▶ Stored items
* * * * *
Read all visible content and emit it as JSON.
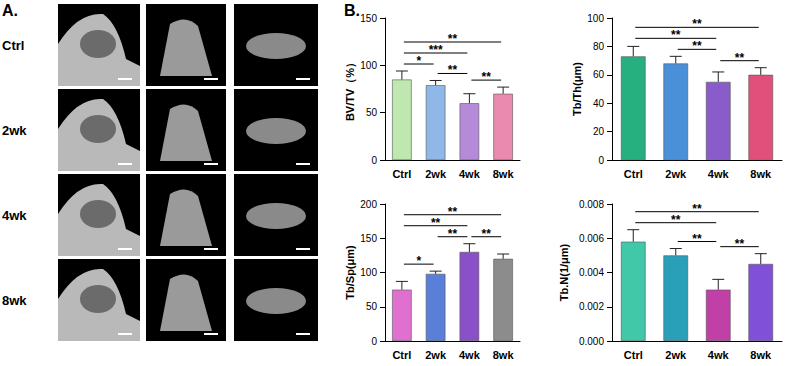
{
  "panel_a": {
    "label": "A.",
    "rows": [
      "Ctrl",
      "2wk",
      "4wk",
      "8wk"
    ]
  },
  "panel_b": {
    "label": "B."
  },
  "chart_data": [
    {
      "type": "bar",
      "y_label": "BV/TV（%）",
      "categories": [
        "Ctrl",
        "2wk",
        "4wk",
        "8wk"
      ],
      "values": [
        85,
        79,
        60,
        70
      ],
      "errors": [
        9,
        5,
        10,
        7
      ],
      "colors": [
        "#bfe8b0",
        "#8fb8e8",
        "#b58ad8",
        "#e98aae"
      ],
      "ylim": [
        0,
        150
      ],
      "yticks": [
        0,
        50,
        100,
        150
      ],
      "grid": false,
      "significance": [
        {
          "from": "Ctrl",
          "to": "8wk",
          "label": "**"
        },
        {
          "from": "Ctrl",
          "to": "4wk",
          "label": "***"
        },
        {
          "from": "Ctrl",
          "to": "2wk",
          "label": "*"
        },
        {
          "from": "2wk",
          "to": "4wk",
          "label": "**"
        },
        {
          "from": "4wk",
          "to": "8wk",
          "label": "**"
        }
      ]
    },
    {
      "type": "bar",
      "y_label": "Tb/Th(μm)",
      "categories": [
        "Ctrl",
        "2wk",
        "4wk",
        "8wk"
      ],
      "values": [
        73,
        68,
        55,
        60
      ],
      "errors": [
        7,
        5,
        7,
        5
      ],
      "colors": [
        "#27b07f",
        "#4a90d9",
        "#8a5cc9",
        "#e0507a"
      ],
      "ylim": [
        0,
        100
      ],
      "yticks": [
        0,
        20,
        40,
        60,
        80,
        100
      ],
      "grid": false,
      "significance": [
        {
          "from": "Ctrl",
          "to": "8wk",
          "label": "**"
        },
        {
          "from": "Ctrl",
          "to": "4wk",
          "label": "**"
        },
        {
          "from": "2wk",
          "to": "4wk",
          "label": "**"
        },
        {
          "from": "4wk",
          "to": "8wk",
          "label": "**"
        }
      ]
    },
    {
      "type": "bar",
      "y_label": "Tb/Sp(μm)",
      "categories": [
        "Ctrl",
        "2wk",
        "4wk",
        "8wk"
      ],
      "values": [
        75,
        98,
        130,
        120
      ],
      "errors": [
        12,
        4,
        12,
        7
      ],
      "colors": [
        "#e070d0",
        "#5a7fd8",
        "#8a50c8",
        "#8c8c8c"
      ],
      "ylim": [
        0,
        200
      ],
      "yticks": [
        0,
        50,
        100,
        150,
        200
      ],
      "grid": false,
      "significance": [
        {
          "from": "Ctrl",
          "to": "8wk",
          "label": "**"
        },
        {
          "from": "Ctrl",
          "to": "4wk",
          "label": "**"
        },
        {
          "from": "2wk",
          "to": "4wk",
          "label": "**"
        },
        {
          "from": "4wk",
          "to": "8wk",
          "label": "**"
        },
        {
          "from": "Ctrl",
          "to": "2wk",
          "label": "*"
        }
      ]
    },
    {
      "type": "bar",
      "y_label": "Tb.N(1/μm)",
      "categories": [
        "Ctrl",
        "2wk",
        "4wk",
        "8wk"
      ],
      "values": [
        0.0058,
        0.005,
        0.003,
        0.0045
      ],
      "errors": [
        0.0007,
        0.0004,
        0.0006,
        0.0006
      ],
      "colors": [
        "#40c8a8",
        "#2aa0b8",
        "#c040a8",
        "#8050d8"
      ],
      "ylim": [
        0,
        0.008
      ],
      "yticks": [
        {
          "value": 0,
          "label": "0.000"
        },
        {
          "value": 0.002,
          "label": "0.002"
        },
        {
          "value": 0.004,
          "label": "0.004"
        },
        {
          "value": 0.006,
          "label": "0.006"
        },
        {
          "value": 0.008,
          "label": "0.008"
        }
      ],
      "grid": false,
      "significance": [
        {
          "from": "Ctrl",
          "to": "8wk",
          "label": "**"
        },
        {
          "from": "Ctrl",
          "to": "4wk",
          "label": "**"
        },
        {
          "from": "2wk",
          "to": "4wk",
          "label": "**"
        },
        {
          "from": "4wk",
          "to": "8wk",
          "label": "**"
        }
      ]
    }
  ]
}
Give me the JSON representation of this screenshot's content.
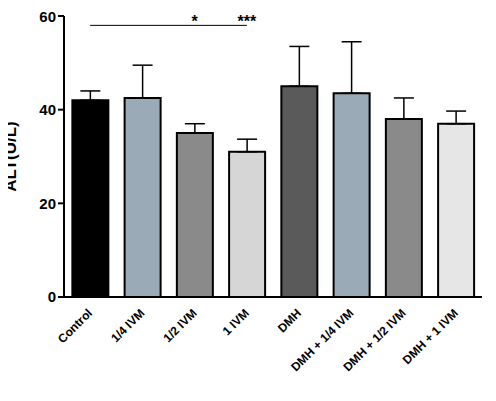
{
  "chart_data": {
    "type": "bar",
    "y_label": "ALT(U/L)",
    "categories": [
      "Control",
      "1/4 IVM",
      "1/2 IVM",
      "1 IVM",
      "DMH",
      "DMH + 1/4 IVM",
      "DMH + 1/2 IVM",
      "DMH + 1 IVM"
    ],
    "values": [
      42,
      42.5,
      35,
      31,
      45,
      43.5,
      38,
      37
    ],
    "errors": [
      2,
      7,
      2,
      2.7,
      8.5,
      11,
      4.5,
      2.7
    ],
    "colors": [
      "#000000",
      "#9aabb7",
      "#8a8a8a",
      "#d6d6d6",
      "#5a5a5a",
      "#9aabb7",
      "#8a8a8a",
      "#e6e6e6"
    ],
    "ylim": [
      0,
      60
    ],
    "yticks": [
      0,
      20,
      40,
      60
    ],
    "grid": false,
    "significance": {
      "from": "Control",
      "to": "1 IVM",
      "y": 58,
      "marks": [
        {
          "category": "1/2 IVM",
          "label": "*"
        },
        {
          "category": "1 IVM",
          "label": "***"
        }
      ]
    }
  }
}
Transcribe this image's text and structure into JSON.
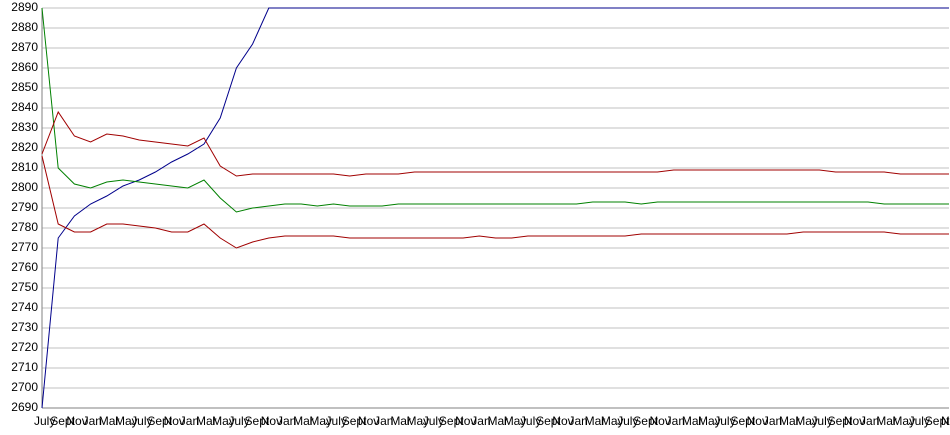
{
  "chart_data": {
    "type": "line",
    "categories": [
      "July",
      "Sept",
      "Nov",
      "Jan",
      "Mar",
      "May",
      "July",
      "Sept",
      "Nov",
      "Jan",
      "Mar",
      "May",
      "July",
      "Sept",
      "Nov",
      "Jan",
      "Mar",
      "May",
      "July",
      "Sept",
      "Nov",
      "Jan",
      "Mar",
      "May",
      "July",
      "Sept",
      "Nov",
      "Jan",
      "Mar",
      "May",
      "July",
      "Sept",
      "Nov",
      "Jan",
      "Mar",
      "May",
      "July",
      "Sept",
      "Nov",
      "Jan",
      "Mar",
      "May",
      "July",
      "Sept",
      "Nov",
      "Jan",
      "Mar",
      "May",
      "July",
      "Sept",
      "Nov",
      "Jan",
      "Mar",
      "May",
      "July",
      "Sept",
      "Nov"
    ],
    "series": [
      {
        "color": "#00008b",
        "values": [
          2690,
          2775,
          2786,
          2792,
          2796,
          2801,
          2804,
          2808,
          2813,
          2817,
          2822,
          2835,
          2860,
          2872,
          2890,
          2890,
          2890,
          2890,
          2890,
          2890,
          2890,
          2890,
          2890,
          2890,
          2890,
          2890,
          2890,
          2890,
          2890,
          2890,
          2890,
          2890,
          2890,
          2890,
          2890,
          2890,
          2890,
          2890,
          2890,
          2890,
          2890,
          2890,
          2890,
          2890,
          2890,
          2890,
          2890,
          2890,
          2890,
          2890,
          2890,
          2890,
          2890,
          2890,
          2890,
          2890,
          2890
        ]
      },
      {
        "color": "#008000",
        "values": [
          2890,
          2810,
          2802,
          2800,
          2803,
          2804,
          2803,
          2802,
          2801,
          2800,
          2804,
          2795,
          2788,
          2790,
          2791,
          2792,
          2792,
          2791,
          2792,
          2791,
          2791,
          2791,
          2792,
          2792,
          2792,
          2792,
          2792,
          2792,
          2792,
          2792,
          2792,
          2792,
          2792,
          2792,
          2793,
          2793,
          2793,
          2792,
          2793,
          2793,
          2793,
          2793,
          2793,
          2793,
          2793,
          2793,
          2793,
          2793,
          2793,
          2793,
          2793,
          2793,
          2792,
          2792,
          2792,
          2792,
          2792
        ]
      },
      {
        "color": "#a00000",
        "values": [
          2817,
          2838,
          2826,
          2823,
          2827,
          2826,
          2824,
          2823,
          2822,
          2821,
          2825,
          2811,
          2806,
          2807,
          2807,
          2807,
          2807,
          2807,
          2807,
          2806,
          2807,
          2807,
          2807,
          2808,
          2808,
          2808,
          2808,
          2808,
          2808,
          2808,
          2808,
          2808,
          2808,
          2808,
          2808,
          2808,
          2808,
          2808,
          2808,
          2809,
          2809,
          2809,
          2809,
          2809,
          2809,
          2809,
          2809,
          2809,
          2809,
          2808,
          2808,
          2808,
          2808,
          2807,
          2807,
          2807,
          2807
        ]
      },
      {
        "color": "#a00000",
        "values": [
          2816,
          2782,
          2778,
          2778,
          2782,
          2782,
          2781,
          2780,
          2778,
          2778,
          2782,
          2775,
          2770,
          2773,
          2775,
          2776,
          2776,
          2776,
          2776,
          2775,
          2775,
          2775,
          2775,
          2775,
          2775,
          2775,
          2775,
          2776,
          2775,
          2775,
          2776,
          2776,
          2776,
          2776,
          2776,
          2776,
          2776,
          2777,
          2777,
          2777,
          2777,
          2777,
          2777,
          2777,
          2777,
          2777,
          2777,
          2778,
          2778,
          2778,
          2778,
          2778,
          2778,
          2777,
          2777,
          2777,
          2777
        ]
      }
    ],
    "ylim": [
      2690,
      2890
    ],
    "yticks": [
      2690,
      2700,
      2710,
      2720,
      2730,
      2740,
      2750,
      2760,
      2770,
      2780,
      2790,
      2800,
      2810,
      2820,
      2830,
      2840,
      2850,
      2860,
      2870,
      2880,
      2890
    ],
    "grid": true
  }
}
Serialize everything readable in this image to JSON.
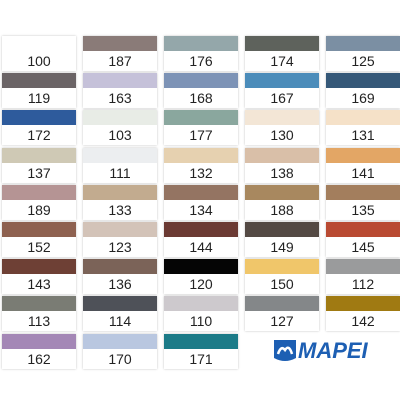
{
  "swatches": [
    {
      "code": "100",
      "color": "#ffffff"
    },
    {
      "code": "187",
      "color": "#8a7b78"
    },
    {
      "code": "176",
      "color": "#94a7aa"
    },
    {
      "code": "174",
      "color": "#5e625c"
    },
    {
      "code": "125",
      "color": "#7b8fa3"
    },
    {
      "code": "119",
      "color": "#6b6466"
    },
    {
      "code": "163",
      "color": "#c5c1d9"
    },
    {
      "code": "168",
      "color": "#7d93b6"
    },
    {
      "code": "167",
      "color": "#4b8cba"
    },
    {
      "code": "169",
      "color": "#355878"
    },
    {
      "code": "172",
      "color": "#2e5b9c"
    },
    {
      "code": "103",
      "color": "#e8ece6"
    },
    {
      "code": "177",
      "color": "#8aa79e"
    },
    {
      "code": "130",
      "color": "#f3e6d6"
    },
    {
      "code": "131",
      "color": "#f5e1c8"
    },
    {
      "code": "137",
      "color": "#cfc9b5"
    },
    {
      "code": "111",
      "color": "#eceef0"
    },
    {
      "code": "132",
      "color": "#e6d1b0"
    },
    {
      "code": "138",
      "color": "#d9bfa8"
    },
    {
      "code": "141",
      "color": "#e3a665"
    },
    {
      "code": "189",
      "color": "#b59494"
    },
    {
      "code": "133",
      "color": "#c2ab8f"
    },
    {
      "code": "134",
      "color": "#947462"
    },
    {
      "code": "188",
      "color": "#a8885f"
    },
    {
      "code": "135",
      "color": "#a37e5d"
    },
    {
      "code": "152",
      "color": "#8e6150"
    },
    {
      "code": "123",
      "color": "#d3c3b8"
    },
    {
      "code": "144",
      "color": "#6b3a33"
    },
    {
      "code": "149",
      "color": "#544a44"
    },
    {
      "code": "145",
      "color": "#b94a32"
    },
    {
      "code": "143",
      "color": "#6e4035"
    },
    {
      "code": "136",
      "color": "#7b6358"
    },
    {
      "code": "120",
      "color": "#050505"
    },
    {
      "code": "150",
      "color": "#f0c66a"
    },
    {
      "code": "112",
      "color": "#9a9b9c"
    },
    {
      "code": "113",
      "color": "#7a7c74"
    },
    {
      "code": "114",
      "color": "#4e5158"
    },
    {
      "code": "110",
      "color": "#cdc9cd"
    },
    {
      "code": "127",
      "color": "#848789"
    },
    {
      "code": "142",
      "color": "#a07a12"
    },
    {
      "code": "162",
      "color": "#a487b6"
    },
    {
      "code": "170",
      "color": "#b9c7e0"
    },
    {
      "code": "171",
      "color": "#1c7b88"
    }
  ],
  "logo": "MAPEI"
}
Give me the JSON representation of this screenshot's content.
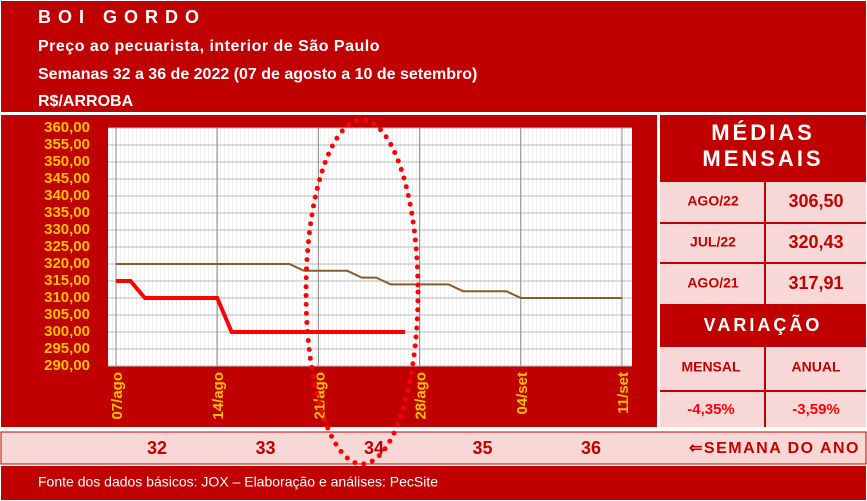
{
  "header": {
    "title": "BOI GORDO",
    "subtitle": "Preço ao pecuarista, interior de São Paulo",
    "period": "Semanas 32 a 36 de 2022 (07 de agosto a 10 de setembro)",
    "unit": "R$/ARROBA"
  },
  "chart_data": {
    "type": "line",
    "categories": [
      "07/ago",
      null,
      null,
      null,
      null,
      null,
      null,
      "14/ago",
      null,
      null,
      null,
      null,
      null,
      null,
      "21/ago",
      null,
      null,
      null,
      null,
      null,
      null,
      "28/ago",
      null,
      null,
      null,
      null,
      null,
      null,
      "04/set",
      null,
      null,
      null,
      null,
      null,
      null,
      "11/set"
    ],
    "series": [
      {
        "color": "#8b5a2b",
        "width": 2,
        "values": [
          320,
          320,
          320,
          320,
          320,
          320,
          320,
          320,
          320,
          320,
          320,
          320,
          320,
          318,
          318,
          318,
          318,
          316,
          316,
          314,
          314,
          314,
          314,
          314,
          312,
          312,
          312,
          312,
          310,
          310,
          310,
          310,
          310,
          310,
          310,
          310
        ]
      },
      {
        "color": "#ff0000",
        "width": 4,
        "values": [
          315,
          315,
          310,
          310,
          310,
          310,
          310,
          310,
          300,
          300,
          300,
          300,
          300,
          300,
          300,
          300,
          300,
          300,
          300,
          300,
          300,
          null,
          null,
          null,
          null,
          null,
          null,
          null,
          null,
          null,
          null,
          null,
          null,
          null,
          null,
          null
        ]
      }
    ],
    "ylim": [
      290,
      360
    ],
    "yticks": [
      {
        "value": 290,
        "label": "290,00"
      },
      {
        "value": 295,
        "label": "295,00"
      },
      {
        "value": 300,
        "label": "300,00"
      },
      {
        "value": 305,
        "label": "305,00"
      },
      {
        "value": 310,
        "label": "310,00"
      },
      {
        "value": 315,
        "label": "315,00"
      },
      {
        "value": 320,
        "label": "320,00"
      },
      {
        "value": 325,
        "label": "325,00"
      },
      {
        "value": 330,
        "label": "330,00"
      },
      {
        "value": 335,
        "label": "335,00"
      },
      {
        "value": 340,
        "label": "340,00"
      },
      {
        "value": 345,
        "label": "345,00"
      },
      {
        "value": 350,
        "label": "350,00"
      },
      {
        "value": 355,
        "label": "355,00"
      },
      {
        "value": 360,
        "label": "360,00"
      }
    ],
    "grid": true
  },
  "medias": {
    "title_lines": [
      "MÉDIAS",
      "MENSAIS"
    ],
    "rows": [
      [
        "AGO/22",
        "306,50"
      ],
      [
        "JUL/22",
        "320,43"
      ],
      [
        "AGO/21",
        "317,91"
      ]
    ]
  },
  "variacao": {
    "title": "VARIAÇÃO",
    "labels": [
      "MENSAL",
      "ANUAL"
    ],
    "values": [
      "-4,35%",
      "-3,59%"
    ]
  },
  "weeks": {
    "values": [
      "32",
      "33",
      "34",
      "35",
      "36"
    ],
    "label": "⇐SEMANA DO ANO"
  },
  "footer": "Fonte dos dados básicos: JOX – Elaboração e análises: PecSite"
}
* * * * *
▶ Goal
Looking at the entries above, how many lines contain the word "image"? Answer with the number alone.

▶ Result for this exercise
2